Search the records that follow and extract every line containing the string "технологические".
:: EXERCISE INPUTS
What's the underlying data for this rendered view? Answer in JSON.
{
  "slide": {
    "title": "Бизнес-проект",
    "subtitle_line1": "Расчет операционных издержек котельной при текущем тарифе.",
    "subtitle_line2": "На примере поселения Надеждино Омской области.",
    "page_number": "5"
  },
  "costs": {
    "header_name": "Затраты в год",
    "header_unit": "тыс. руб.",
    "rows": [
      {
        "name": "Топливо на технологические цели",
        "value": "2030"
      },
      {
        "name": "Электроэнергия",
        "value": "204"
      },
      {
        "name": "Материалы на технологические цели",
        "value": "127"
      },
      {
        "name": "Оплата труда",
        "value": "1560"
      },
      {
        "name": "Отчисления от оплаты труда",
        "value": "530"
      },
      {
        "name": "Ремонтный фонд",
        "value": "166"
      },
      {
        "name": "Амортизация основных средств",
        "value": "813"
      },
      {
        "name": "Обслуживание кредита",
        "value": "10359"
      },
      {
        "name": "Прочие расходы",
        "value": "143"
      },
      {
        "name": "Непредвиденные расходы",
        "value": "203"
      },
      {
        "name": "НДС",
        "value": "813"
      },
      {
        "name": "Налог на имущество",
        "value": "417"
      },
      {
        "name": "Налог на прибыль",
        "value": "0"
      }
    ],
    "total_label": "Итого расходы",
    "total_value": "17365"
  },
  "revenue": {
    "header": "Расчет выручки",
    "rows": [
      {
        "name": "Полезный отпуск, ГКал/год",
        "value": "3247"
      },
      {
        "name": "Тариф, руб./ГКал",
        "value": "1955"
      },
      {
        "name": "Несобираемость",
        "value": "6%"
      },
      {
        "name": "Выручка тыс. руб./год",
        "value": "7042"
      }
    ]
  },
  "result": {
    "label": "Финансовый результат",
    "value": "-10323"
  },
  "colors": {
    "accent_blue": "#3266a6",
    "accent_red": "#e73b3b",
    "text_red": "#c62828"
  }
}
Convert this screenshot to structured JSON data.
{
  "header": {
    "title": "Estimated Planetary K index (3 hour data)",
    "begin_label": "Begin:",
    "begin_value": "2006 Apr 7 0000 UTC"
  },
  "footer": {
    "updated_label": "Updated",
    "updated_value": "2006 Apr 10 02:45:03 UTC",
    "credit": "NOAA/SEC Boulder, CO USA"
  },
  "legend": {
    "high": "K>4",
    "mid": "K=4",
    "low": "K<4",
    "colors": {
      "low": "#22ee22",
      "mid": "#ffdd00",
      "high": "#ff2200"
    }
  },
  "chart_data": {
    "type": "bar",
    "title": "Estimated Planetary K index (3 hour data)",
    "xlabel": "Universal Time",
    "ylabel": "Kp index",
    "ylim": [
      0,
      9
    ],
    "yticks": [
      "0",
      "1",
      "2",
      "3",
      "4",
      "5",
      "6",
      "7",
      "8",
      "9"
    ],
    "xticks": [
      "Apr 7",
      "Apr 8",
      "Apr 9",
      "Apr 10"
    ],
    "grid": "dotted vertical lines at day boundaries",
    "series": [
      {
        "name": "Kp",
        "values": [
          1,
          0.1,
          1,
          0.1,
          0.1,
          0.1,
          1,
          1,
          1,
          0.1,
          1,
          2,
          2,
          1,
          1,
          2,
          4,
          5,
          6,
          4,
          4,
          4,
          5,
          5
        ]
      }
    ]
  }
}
::::
[THE RESPONSE]:
        "name": "Топливо на технологические цели",
        "name": "Материалы на технологические цели",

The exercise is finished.